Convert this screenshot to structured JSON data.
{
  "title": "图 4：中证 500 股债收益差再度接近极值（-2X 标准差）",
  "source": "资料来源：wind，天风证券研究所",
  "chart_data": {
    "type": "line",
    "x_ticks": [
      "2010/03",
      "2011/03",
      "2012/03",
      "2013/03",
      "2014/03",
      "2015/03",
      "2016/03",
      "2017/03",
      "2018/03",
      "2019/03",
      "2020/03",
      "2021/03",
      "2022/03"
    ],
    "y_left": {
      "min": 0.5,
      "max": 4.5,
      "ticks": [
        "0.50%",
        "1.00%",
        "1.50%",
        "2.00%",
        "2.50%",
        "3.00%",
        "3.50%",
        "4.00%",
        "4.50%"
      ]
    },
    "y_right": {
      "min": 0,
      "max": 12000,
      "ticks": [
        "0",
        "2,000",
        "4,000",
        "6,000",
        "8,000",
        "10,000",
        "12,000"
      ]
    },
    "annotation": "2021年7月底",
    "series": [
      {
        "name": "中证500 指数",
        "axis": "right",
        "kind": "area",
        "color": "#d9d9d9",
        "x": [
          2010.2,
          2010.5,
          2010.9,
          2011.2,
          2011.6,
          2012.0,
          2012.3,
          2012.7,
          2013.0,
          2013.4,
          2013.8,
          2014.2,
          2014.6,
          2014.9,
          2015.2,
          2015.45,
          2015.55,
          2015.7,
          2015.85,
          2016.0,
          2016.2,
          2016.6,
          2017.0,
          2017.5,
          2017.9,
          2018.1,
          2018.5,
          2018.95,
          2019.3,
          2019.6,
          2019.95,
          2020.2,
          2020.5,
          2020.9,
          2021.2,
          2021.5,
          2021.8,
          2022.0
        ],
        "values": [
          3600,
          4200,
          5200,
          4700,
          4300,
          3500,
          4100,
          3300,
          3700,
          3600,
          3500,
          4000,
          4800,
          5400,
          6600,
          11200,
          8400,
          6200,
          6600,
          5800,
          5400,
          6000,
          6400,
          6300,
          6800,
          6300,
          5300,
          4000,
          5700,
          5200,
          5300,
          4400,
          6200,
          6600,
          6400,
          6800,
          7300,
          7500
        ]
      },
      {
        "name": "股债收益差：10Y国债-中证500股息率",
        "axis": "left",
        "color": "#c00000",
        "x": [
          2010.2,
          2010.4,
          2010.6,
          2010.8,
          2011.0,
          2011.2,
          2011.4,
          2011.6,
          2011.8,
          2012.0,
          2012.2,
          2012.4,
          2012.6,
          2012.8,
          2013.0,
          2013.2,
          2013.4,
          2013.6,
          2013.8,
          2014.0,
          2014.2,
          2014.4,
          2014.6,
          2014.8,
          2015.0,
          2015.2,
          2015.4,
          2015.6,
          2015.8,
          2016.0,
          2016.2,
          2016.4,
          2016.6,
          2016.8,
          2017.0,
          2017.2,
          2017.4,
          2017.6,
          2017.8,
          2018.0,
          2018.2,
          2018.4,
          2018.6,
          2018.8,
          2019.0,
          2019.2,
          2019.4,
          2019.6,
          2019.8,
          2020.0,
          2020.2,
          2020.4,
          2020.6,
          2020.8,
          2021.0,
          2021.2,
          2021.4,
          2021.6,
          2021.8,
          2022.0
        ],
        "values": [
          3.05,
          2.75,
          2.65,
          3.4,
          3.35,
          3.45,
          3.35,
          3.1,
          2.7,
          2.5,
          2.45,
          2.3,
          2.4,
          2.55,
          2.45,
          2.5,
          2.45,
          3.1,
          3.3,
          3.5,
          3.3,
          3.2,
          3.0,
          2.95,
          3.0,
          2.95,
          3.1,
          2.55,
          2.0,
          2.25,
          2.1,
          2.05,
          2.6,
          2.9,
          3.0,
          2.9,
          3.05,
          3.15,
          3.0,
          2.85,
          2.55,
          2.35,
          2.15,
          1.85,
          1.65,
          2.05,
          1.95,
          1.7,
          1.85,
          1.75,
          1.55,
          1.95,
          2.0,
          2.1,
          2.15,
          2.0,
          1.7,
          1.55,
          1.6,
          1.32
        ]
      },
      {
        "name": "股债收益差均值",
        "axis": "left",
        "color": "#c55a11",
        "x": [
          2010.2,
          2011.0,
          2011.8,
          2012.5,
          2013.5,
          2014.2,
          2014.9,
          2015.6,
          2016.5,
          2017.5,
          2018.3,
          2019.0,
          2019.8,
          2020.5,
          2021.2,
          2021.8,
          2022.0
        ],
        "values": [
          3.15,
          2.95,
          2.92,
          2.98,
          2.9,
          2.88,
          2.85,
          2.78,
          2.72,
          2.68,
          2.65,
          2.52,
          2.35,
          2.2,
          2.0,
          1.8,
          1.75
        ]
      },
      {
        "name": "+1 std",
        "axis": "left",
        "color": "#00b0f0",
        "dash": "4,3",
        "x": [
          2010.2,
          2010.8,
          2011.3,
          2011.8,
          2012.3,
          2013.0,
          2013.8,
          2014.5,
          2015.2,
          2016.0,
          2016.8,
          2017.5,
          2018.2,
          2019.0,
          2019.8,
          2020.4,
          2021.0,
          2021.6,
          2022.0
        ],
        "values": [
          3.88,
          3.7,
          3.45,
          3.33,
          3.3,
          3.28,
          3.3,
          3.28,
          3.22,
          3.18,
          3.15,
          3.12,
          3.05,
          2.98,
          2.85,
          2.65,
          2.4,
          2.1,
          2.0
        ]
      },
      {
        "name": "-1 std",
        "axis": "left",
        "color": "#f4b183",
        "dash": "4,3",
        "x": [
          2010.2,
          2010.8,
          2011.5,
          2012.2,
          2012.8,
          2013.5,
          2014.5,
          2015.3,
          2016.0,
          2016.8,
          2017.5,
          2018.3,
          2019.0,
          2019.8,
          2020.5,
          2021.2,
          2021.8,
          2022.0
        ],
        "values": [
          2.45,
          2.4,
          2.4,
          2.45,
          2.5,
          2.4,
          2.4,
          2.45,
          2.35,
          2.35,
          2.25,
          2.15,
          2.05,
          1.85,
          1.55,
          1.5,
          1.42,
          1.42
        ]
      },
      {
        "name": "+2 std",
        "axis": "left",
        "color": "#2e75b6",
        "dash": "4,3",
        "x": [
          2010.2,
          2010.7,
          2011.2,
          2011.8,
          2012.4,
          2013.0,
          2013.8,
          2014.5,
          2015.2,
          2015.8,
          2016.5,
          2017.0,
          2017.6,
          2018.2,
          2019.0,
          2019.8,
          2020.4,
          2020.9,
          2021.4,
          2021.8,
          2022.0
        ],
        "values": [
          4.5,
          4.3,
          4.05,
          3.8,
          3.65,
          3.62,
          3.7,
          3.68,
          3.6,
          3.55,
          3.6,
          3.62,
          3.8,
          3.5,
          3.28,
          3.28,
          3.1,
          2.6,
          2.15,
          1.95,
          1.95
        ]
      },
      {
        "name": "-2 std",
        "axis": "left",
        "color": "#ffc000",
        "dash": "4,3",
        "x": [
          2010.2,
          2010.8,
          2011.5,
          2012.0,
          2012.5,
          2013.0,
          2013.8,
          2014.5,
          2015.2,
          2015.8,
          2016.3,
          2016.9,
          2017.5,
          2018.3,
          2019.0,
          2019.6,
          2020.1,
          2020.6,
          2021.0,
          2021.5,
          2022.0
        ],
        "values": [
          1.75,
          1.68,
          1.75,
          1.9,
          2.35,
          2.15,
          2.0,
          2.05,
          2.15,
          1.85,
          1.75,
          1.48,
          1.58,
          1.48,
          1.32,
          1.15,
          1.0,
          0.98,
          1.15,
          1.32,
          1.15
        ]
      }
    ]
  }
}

__STATED GOAL__: Write out the entire listing exactly.

__TASK RESULT__:
Convert this screenshot to structured JSON data.
{
  "title": "图 4：中证 500 股债收益差再度接近极值（-2X 标准差）",
  "source": "资料来源：wind，天风证券研究所",
  "chart_data": {
    "type": "line",
    "x_ticks": [
      "2010/03",
      "2011/03",
      "2012/03",
      "2013/03",
      "2014/03",
      "2015/03",
      "2016/03",
      "2017/03",
      "2018/03",
      "2019/03",
      "2020/03",
      "2021/03",
      "2022/03"
    ],
    "y_left": {
      "min": 0.5,
      "max": 4.5,
      "ticks": [
        "0.50%",
        "1.00%",
        "1.50%",
        "2.00%",
        "2.50%",
        "3.00%",
        "3.50%",
        "4.00%",
        "4.50%"
      ]
    },
    "y_right": {
      "min": 0,
      "max": 12000,
      "ticks": [
        "0",
        "2,000",
        "4,000",
        "6,000",
        "8,000",
        "10,000",
        "12,000"
      ]
    },
    "annotation": "2021年7月底",
    "series": [
      {
        "name": "中证500 指数",
        "axis": "right",
        "kind": "area",
        "color": "#d9d9d9",
        "x": [
          2010.2,
          2010.5,
          2010.9,
          2011.2,
          2011.6,
          2012.0,
          2012.3,
          2012.7,
          2013.0,
          2013.4,
          2013.8,
          2014.2,
          2014.6,
          2014.9,
          2015.2,
          2015.45,
          2015.55,
          2015.7,
          2015.85,
          2016.0,
          2016.2,
          2016.6,
          2017.0,
          2017.5,
          2017.9,
          2018.1,
          2018.5,
          2018.95,
          2019.3,
          2019.6,
          2019.95,
          2020.2,
          2020.5,
          2020.9,
          2021.2,
          2021.5,
          2021.8,
          2022.0
        ],
        "values": [
          3600,
          4200,
          5200,
          4700,
          4300,
          3500,
          4100,
          3300,
          3700,
          3600,
          3500,
          4000,
          4800,
          5400,
          6600,
          11200,
          8400,
          6200,
          6600,
          5800,
          5400,
          6000,
          6400,
          6300,
          6800,
          6300,
          5300,
          4000,
          5700,
          5200,
          5300,
          4400,
          6200,
          6600,
          6400,
          6800,
          7300,
          7500
        ]
      },
      {
        "name": "股债收益差：10Y国债-中证500股息率",
        "axis": "left",
        "color": "#c00000",
        "x": [
          2010.2,
          2010.4,
          2010.6,
          2010.8,
          2011.0,
          2011.2,
          2011.4,
          2011.6,
          2011.8,
          2012.0,
          2012.2,
          2012.4,
          2012.6,
          2012.8,
          2013.0,
          2013.2,
          2013.4,
          2013.6,
          2013.8,
          2014.0,
          2014.2,
          2014.4,
          2014.6,
          2014.8,
          2015.0,
          2015.2,
          2015.4,
          2015.6,
          2015.8,
          2016.0,
          2016.2,
          2016.4,
          2016.6,
          2016.8,
          2017.0,
          2017.2,
          2017.4,
          2017.6,
          2017.8,
          2018.0,
          2018.2,
          2018.4,
          2018.6,
          2018.8,
          2019.0,
          2019.2,
          2019.4,
          2019.6,
          2019.8,
          2020.0,
          2020.2,
          2020.4,
          2020.6,
          2020.8,
          2021.0,
          2021.2,
          2021.4,
          2021.6,
          2021.8,
          2022.0
        ],
        "values": [
          3.05,
          2.75,
          2.65,
          3.4,
          3.35,
          3.45,
          3.35,
          3.1,
          2.7,
          2.5,
          2.45,
          2.3,
          2.4,
          2.55,
          2.45,
          2.5,
          2.45,
          3.1,
          3.3,
          3.5,
          3.3,
          3.2,
          3.0,
          2.95,
          3.0,
          2.95,
          3.1,
          2.55,
          2.0,
          2.25,
          2.1,
          2.05,
          2.6,
          2.9,
          3.0,
          2.9,
          3.05,
          3.15,
          3.0,
          2.85,
          2.55,
          2.35,
          2.15,
          1.85,
          1.65,
          2.05,
          1.95,
          1.7,
          1.85,
          1.75,
          1.55,
          1.95,
          2.0,
          2.1,
          2.15,
          2.0,
          1.7,
          1.55,
          1.6,
          1.32
        ]
      },
      {
        "name": "股债收益差均值",
        "axis": "left",
        "color": "#c55a11",
        "x": [
          2010.2,
          2011.0,
          2011.8,
          2012.5,
          2013.5,
          2014.2,
          2014.9,
          2015.6,
          2016.5,
          2017.5,
          2018.3,
          2019.0,
          2019.8,
          2020.5,
          2021.2,
          2021.8,
          2022.0
        ],
        "values": [
          3.15,
          2.95,
          2.92,
          2.98,
          2.9,
          2.88,
          2.85,
          2.78,
          2.72,
          2.68,
          2.65,
          2.52,
          2.35,
          2.2,
          2.0,
          1.8,
          1.75
        ]
      },
      {
        "name": "+1 std",
        "axis": "left",
        "color": "#00b0f0",
        "dash": "4,3",
        "x": [
          2010.2,
          2010.8,
          2011.3,
          2011.8,
          2012.3,
          2013.0,
          2013.8,
          2014.5,
          2015.2,
          2016.0,
          2016.8,
          2017.5,
          2018.2,
          2019.0,
          2019.8,
          2020.4,
          2021.0,
          2021.6,
          2022.0
        ],
        "values": [
          3.88,
          3.7,
          3.45,
          3.33,
          3.3,
          3.28,
          3.3,
          3.28,
          3.22,
          3.18,
          3.15,
          3.12,
          3.05,
          2.98,
          2.85,
          2.65,
          2.4,
          2.1,
          2.0
        ]
      },
      {
        "name": "-1 std",
        "axis": "left",
        "color": "#f4b183",
        "dash": "4,3",
        "x": [
          2010.2,
          2010.8,
          2011.5,
          2012.2,
          2012.8,
          2013.5,
          2014.5,
          2015.3,
          2016.0,
          2016.8,
          2017.5,
          2018.3,
          2019.0,
          2019.8,
          2020.5,
          2021.2,
          2021.8,
          2022.0
        ],
        "values": [
          2.45,
          2.4,
          2.4,
          2.45,
          2.5,
          2.4,
          2.4,
          2.45,
          2.35,
          2.35,
          2.25,
          2.15,
          2.05,
          1.85,
          1.55,
          1.5,
          1.42,
          1.42
        ]
      },
      {
        "name": "+2 std",
        "axis": "left",
        "color": "#2e75b6",
        "dash": "4,3",
        "x": [
          2010.2,
          2010.7,
          2011.2,
          2011.8,
          2012.4,
          2013.0,
          2013.8,
          2014.5,
          2015.2,
          2015.8,
          2016.5,
          2017.0,
          2017.6,
          2018.2,
          2019.0,
          2019.8,
          2020.4,
          2020.9,
          2021.4,
          2021.8,
          2022.0
        ],
        "values": [
          4.5,
          4.3,
          4.05,
          3.8,
          3.65,
          3.62,
          3.7,
          3.68,
          3.6,
          3.55,
          3.6,
          3.62,
          3.8,
          3.5,
          3.28,
          3.28,
          3.1,
          2.6,
          2.15,
          1.95,
          1.95
        ]
      },
      {
        "name": "-2 std",
        "axis": "left",
        "color": "#ffc000",
        "dash": "4,3",
        "x": [
          2010.2,
          2010.8,
          2011.5,
          2012.0,
          2012.5,
          2013.0,
          2013.8,
          2014.5,
          2015.2,
          2015.8,
          2016.3,
          2016.9,
          2017.5,
          2018.3,
          2019.0,
          2019.6,
          2020.1,
          2020.6,
          2021.0,
          2021.5,
          2022.0
        ],
        "values": [
          1.75,
          1.68,
          1.75,
          1.9,
          2.35,
          2.15,
          2.0,
          2.05,
          2.15,
          1.85,
          1.75,
          1.48,
          1.58,
          1.48,
          1.32,
          1.15,
          1.0,
          0.98,
          1.15,
          1.32,
          1.15
        ]
      }
    ]
  }
}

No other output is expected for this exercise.